> [Exercise task]: Reproduce all of the listing below without alteration.

Stored entries
=====
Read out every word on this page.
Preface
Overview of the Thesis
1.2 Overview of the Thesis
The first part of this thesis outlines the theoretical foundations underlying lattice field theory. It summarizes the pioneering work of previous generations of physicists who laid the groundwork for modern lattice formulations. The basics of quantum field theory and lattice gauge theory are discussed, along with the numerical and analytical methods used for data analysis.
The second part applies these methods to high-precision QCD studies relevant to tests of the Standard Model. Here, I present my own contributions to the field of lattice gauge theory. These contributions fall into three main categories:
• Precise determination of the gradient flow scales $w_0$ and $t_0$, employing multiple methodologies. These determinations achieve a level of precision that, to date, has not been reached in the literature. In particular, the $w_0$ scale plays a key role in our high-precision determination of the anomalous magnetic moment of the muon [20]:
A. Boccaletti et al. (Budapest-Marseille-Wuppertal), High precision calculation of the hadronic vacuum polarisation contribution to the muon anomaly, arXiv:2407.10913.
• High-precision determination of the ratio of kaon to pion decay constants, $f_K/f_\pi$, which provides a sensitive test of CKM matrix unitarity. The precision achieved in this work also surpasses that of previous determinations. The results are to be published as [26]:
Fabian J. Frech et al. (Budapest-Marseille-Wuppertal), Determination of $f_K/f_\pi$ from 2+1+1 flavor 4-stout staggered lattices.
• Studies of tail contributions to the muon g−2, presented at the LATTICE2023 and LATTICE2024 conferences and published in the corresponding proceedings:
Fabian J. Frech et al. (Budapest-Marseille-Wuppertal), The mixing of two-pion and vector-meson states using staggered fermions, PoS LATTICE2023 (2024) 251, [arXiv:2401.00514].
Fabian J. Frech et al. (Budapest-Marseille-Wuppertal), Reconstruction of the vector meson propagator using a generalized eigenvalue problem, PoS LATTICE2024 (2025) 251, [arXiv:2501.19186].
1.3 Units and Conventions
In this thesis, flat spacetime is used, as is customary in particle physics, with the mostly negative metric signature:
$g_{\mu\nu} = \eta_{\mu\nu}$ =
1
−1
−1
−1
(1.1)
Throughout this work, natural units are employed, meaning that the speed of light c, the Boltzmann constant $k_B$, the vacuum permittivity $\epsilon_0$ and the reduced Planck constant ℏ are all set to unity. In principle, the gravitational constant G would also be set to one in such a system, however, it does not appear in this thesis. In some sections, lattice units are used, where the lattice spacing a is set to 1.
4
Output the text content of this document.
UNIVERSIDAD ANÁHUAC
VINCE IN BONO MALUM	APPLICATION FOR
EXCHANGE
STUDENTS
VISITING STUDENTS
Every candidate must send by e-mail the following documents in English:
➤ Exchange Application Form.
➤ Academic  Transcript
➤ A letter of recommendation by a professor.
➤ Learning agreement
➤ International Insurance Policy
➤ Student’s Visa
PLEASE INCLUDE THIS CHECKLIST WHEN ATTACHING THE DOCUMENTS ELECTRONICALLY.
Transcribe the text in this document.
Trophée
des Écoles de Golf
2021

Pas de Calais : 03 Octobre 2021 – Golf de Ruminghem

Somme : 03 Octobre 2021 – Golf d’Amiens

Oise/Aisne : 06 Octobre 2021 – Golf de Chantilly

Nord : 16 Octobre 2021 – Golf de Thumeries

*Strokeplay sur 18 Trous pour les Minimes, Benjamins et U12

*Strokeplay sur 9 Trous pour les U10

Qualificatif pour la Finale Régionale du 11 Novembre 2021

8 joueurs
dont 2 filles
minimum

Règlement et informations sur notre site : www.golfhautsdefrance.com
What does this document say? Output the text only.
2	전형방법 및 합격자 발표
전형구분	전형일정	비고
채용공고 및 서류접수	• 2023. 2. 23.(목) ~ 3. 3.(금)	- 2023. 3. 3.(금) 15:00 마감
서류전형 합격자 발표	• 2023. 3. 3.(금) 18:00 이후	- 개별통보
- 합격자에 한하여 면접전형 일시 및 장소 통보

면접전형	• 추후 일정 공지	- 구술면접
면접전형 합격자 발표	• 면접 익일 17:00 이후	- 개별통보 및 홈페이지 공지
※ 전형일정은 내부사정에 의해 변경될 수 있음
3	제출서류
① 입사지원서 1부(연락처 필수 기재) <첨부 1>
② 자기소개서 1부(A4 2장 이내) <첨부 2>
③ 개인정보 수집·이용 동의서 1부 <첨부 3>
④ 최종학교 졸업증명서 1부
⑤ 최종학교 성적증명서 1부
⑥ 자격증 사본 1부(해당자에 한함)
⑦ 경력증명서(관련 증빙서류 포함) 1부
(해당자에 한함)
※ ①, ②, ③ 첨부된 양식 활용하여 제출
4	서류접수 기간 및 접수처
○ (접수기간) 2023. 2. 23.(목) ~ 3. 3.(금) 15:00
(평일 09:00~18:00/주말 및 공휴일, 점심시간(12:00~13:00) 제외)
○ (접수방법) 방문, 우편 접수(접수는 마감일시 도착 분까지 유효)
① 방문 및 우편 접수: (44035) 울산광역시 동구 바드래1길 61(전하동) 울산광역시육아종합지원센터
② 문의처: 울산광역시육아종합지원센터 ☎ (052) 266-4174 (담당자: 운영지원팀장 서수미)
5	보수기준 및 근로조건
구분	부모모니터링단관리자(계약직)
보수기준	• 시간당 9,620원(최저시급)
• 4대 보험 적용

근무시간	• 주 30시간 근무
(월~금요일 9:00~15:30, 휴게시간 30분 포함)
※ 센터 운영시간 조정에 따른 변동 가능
=====
> [Exercise response]:
Read out every word on this page.
Preface
Overview of the Thesis
1.2 Overview of the Thesis
The first part of this thesis outlines the theoretical foundations underlying lattice field theory. It summarizes the pioneering work of previous generations of physicists who laid the groundwork for modern lattice formulations. The basics of quantum field theory and lattice gauge theory are discussed, along with the numerical and analytical methods used for data analysis.
The second part applies these methods to high-precision QCD studies relevant to tests of the Standard Model. Here, I present my own contributions to the field of lattice gauge theory. These contributions fall into three main categories:
• Precise determination of the gradient flow scales $w_0$ and $t_0$, employing multiple methodologies. These determinations achieve a level of precision that, to date, has not been reached in the literature. In particular, the $w_0$ scale plays a key role in our high-precision determination of the anomalous magnetic moment of the muon [20]:
A. Boccaletti et al. (Budapest-Marseille-Wuppertal), High precision calculation of the hadronic vacuum polarisation contribution to the muon anomaly, arXiv:2407.10913.
• High-precision determination of the ratio of kaon to pion decay constants, $f_K/f_\pi$, which provides a sensitive test of CKM matrix unitarity. The precision achieved in this work also surpasses that of previous determinations. The results are to be published as [26]:
Fabian J. Frech et al. (Budapest-Marseille-Wuppertal), Determination of $f_K/f_\pi$ from 2+1+1 flavor 4-stout staggered lattices.
• Studies of tail contributions to the muon g−2, presented at the LATTICE2023 and LATTICE2024 conferences and published in the corresponding proceedings:
Fabian J. Frech et al. (Budapest-Marseille-Wuppertal), The mixing of two-pion and vector-meson states using staggered fermions, PoS LATTICE2023 (2024) 251, [arXiv:2401.00514].
Fabian J. Frech et al. (Budapest-Marseille-Wuppertal), Reconstruction of the vector meson propagator using a generalized eigenvalue problem, PoS LATTICE2024 (2025) 251, [arXiv:2501.19186].
1.3 Units and Conventions
In this thesis, flat spacetime is used, as is customary in particle physics, with the mostly negative metric signature:
$g_{\mu\nu} = \eta_{\mu\nu}$ =
1
−1
−1
−1
(1.1)
Throughout this work, natural units are employed, meaning that the speed of light c, the Boltzmann constant $k_B$, the vacuum permittivity $\epsilon_0$ and the reduced Planck constant ℏ are all set to unity. In principle, the gravitational constant G would also be set to one in such a system, however, it does not appear in this thesis. In some sections, lattice units are used, where the lattice spacing a is set to 1.
4
Output the text content of this document.
UNIVERSIDAD ANÁHUAC
VINCE IN BONO MALUM	APPLICATION FOR
EXCHANGE
STUDENTS
VISITING STUDENTS
Every candidate must send by e-mail the following documents in English:
➤ Exchange Application Form.
➤ Academic  Transcript
➤ A letter of recommendation by a professor.
➤ Learning agreement
➤ International Insurance Policy
➤ Student’s Visa
PLEASE INCLUDE THIS CHECKLIST WHEN ATTACHING THE DOCUMENTS ELECTRONICALLY.
Transcribe the text in this document.
Trophée
des Écoles de Golf
2021

Pas de Calais : 03 Octobre 2021 – Golf de Ruminghem

Somme : 03 Octobre 2021 – Golf d’Amiens

Oise/Aisne : 06 Octobre 2021 – Golf de Chantilly

Nord : 16 Octobre 2021 – Golf de Thumeries

*Strokeplay sur 18 Trous pour les Minimes, Benjamins et U12

*Strokeplay sur 9 Trous pour les U10

Qualificatif pour la Finale Régionale du 11 Novembre 2021

8 joueurs
dont 2 filles
minimum

Règlement et informations sur notre site : www.golfhautsdefrance.com
What does this document say? Output the text only.
2	전형방법 및 합격자 발표
전형구분	전형일정	비고
채용공고 및 서류접수	• 2023. 2. 23.(목) ~ 3. 3.(금)	- 2023. 3. 3.(금) 15:00 마감
서류전형 합격자 발표	• 2023. 3. 3.(금) 18:00 이후	- 개별통보
- 합격자에 한하여 면접전형 일시 및 장소 통보

면접전형	• 추후 일정 공지	- 구술면접
면접전형 합격자 발표	• 면접 익일 17:00 이후	- 개별통보 및 홈페이지 공지
※ 전형일정은 내부사정에 의해 변경될 수 있음
3	제출서류
① 입사지원서 1부(연락처 필수 기재) <첨부 1>
② 자기소개서 1부(A4 2장 이내) <첨부 2>
③ 개인정보 수집·이용 동의서 1부 <첨부 3>
④ 최종학교 졸업증명서 1부
⑤ 최종학교 성적증명서 1부
⑥ 자격증 사본 1부(해당자에 한함)
⑦ 경력증명서(관련 증빙서류 포함) 1부
(해당자에 한함)
※ ①, ②, ③ 첨부된 양식 활용하여 제출
4	서류접수 기간 및 접수처
○ (접수기간) 2023. 2. 23.(목) ~ 3. 3.(금) 15:00
(평일 09:00~18:00/주말 및 공휴일, 점심시간(12:00~13:00) 제외)
○ (접수방법) 방문, 우편 접수(접수는 마감일시 도착 분까지 유효)
① 방문 및 우편 접수: (44035) 울산광역시 동구 바드래1길 61(전하동) 울산광역시육아종합지원센터
② 문의처: 울산광역시육아종합지원센터 ☎ (052) 266-4174 (담당자: 운영지원팀장 서수미)
5	보수기준 및 근로조건
구분	부모모니터링단관리자(계약직)
보수기준	• 시간당 9,620원(최저시급)
• 4대 보험 적용

근무시간	• 주 30시간 근무
(월~금요일 9:00~15:30, 휴게시간 30분 포함)
※ 센터 운영시간 조정에 따른 변동 가능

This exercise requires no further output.